**Collection entries:**
========================================================================
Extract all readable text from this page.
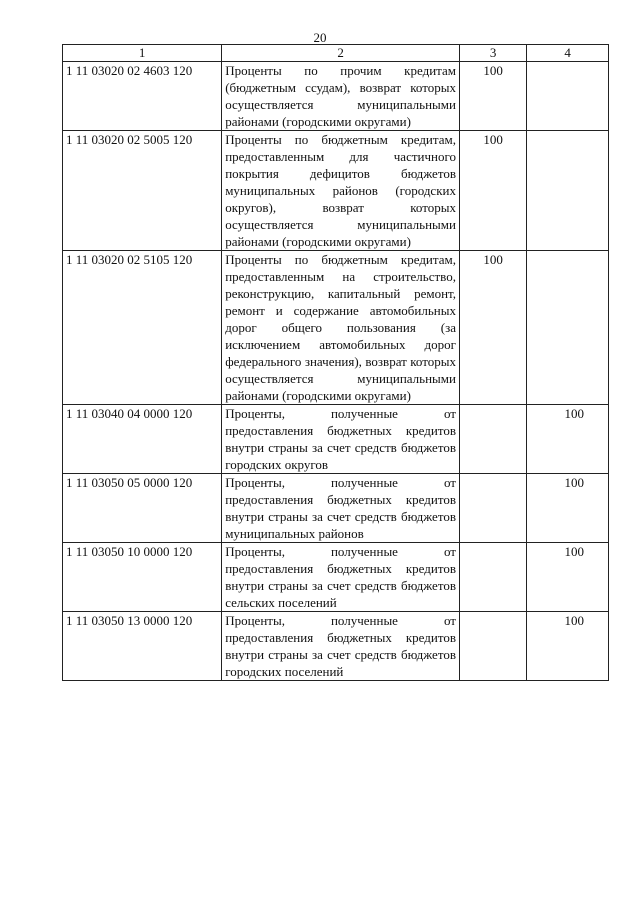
20
1	2	3	4
1 11 03020 02 4603 120	Проценты по прочим кредитам (бюджетным ссудам), возврат которых осуществляется муниципальными районами (городскими округами)	100	
1 11 03020 02 5005 120	Проценты по бюджетным кредитам, предоставленным для частичного покрытия дефицитов бюджетов муниципальных районов (городских округов), возврат которых осуществляется муниципальными районами (городскими округами)	100	
1 11 03020 02 5105 120	Проценты по бюджетным кредитам, предоставленным на строительство, реконструкцию, капитальный ремонт, ремонт и содержание автомобильных дорог общего пользования (за исключением автомобильных дорог федерального значения), возврат которых осуществляется муниципальными районами (городскими округами)	100	
1 11 03040 04 0000 120	Проценты, полученные от предоставления бюджетных кредитов внутри страны за счет средств бюджетов городских округов		100
1 11 03050 05 0000 120	Проценты, полученные от предоставления бюджетных кредитов внутри страны за счет средств бюджетов муниципальных районов		100
1 11 03050 10 0000 120	Проценты, полученные от предоставления бюджетных кредитов внутри страны за счет средств бюджетов сельских поселений		100
1 11 03050 13 0000 120	Проценты, полученные от предоставления бюджетных кредитов внутри страны за счет средств бюджетов городских поселений		100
========================================================================
**Problem to solve:** Keep the pictures out of the copy and return the rest of the data above exactly.

**Reply to the task:**
Extract all readable text from this page.
20
1	2	3	4
1 11 03020 02 4603 120	Проценты по прочим кредитам (бюджетным ссудам), возврат которых осуществляется муниципальными районами (городскими округами)	100	
1 11 03020 02 5005 120	Проценты по бюджетным кредитам, предоставленным для частичного покрытия дефицитов бюджетов муниципальных районов (городских округов), возврат которых осуществляется муниципальными районами (городскими округами)	100	
1 11 03020 02 5105 120	Проценты по бюджетным кредитам, предоставленным на строительство, реконструкцию, капитальный ремонт, ремонт и содержание автомобильных дорог общего пользования (за исключением автомобильных дорог федерального значения), возврат которых осуществляется муниципальными районами (городскими округами)	100	
1 11 03040 04 0000 120	Проценты, полученные от предоставления бюджетных кредитов внутри страны за счет средств бюджетов городских округов		100
1 11 03050 05 0000 120	Проценты, полученные от предоставления бюджетных кредитов внутри страны за счет средств бюджетов муниципальных районов		100
1 11 03050 10 0000 120	Проценты, полученные от предоставления бюджетных кредитов внутри страны за счет средств бюджетов сельских поселений		100
1 11 03050 13 0000 120	Проценты, полученные от предоставления бюджетных кредитов внутри страны за счет средств бюджетов городских поселений		100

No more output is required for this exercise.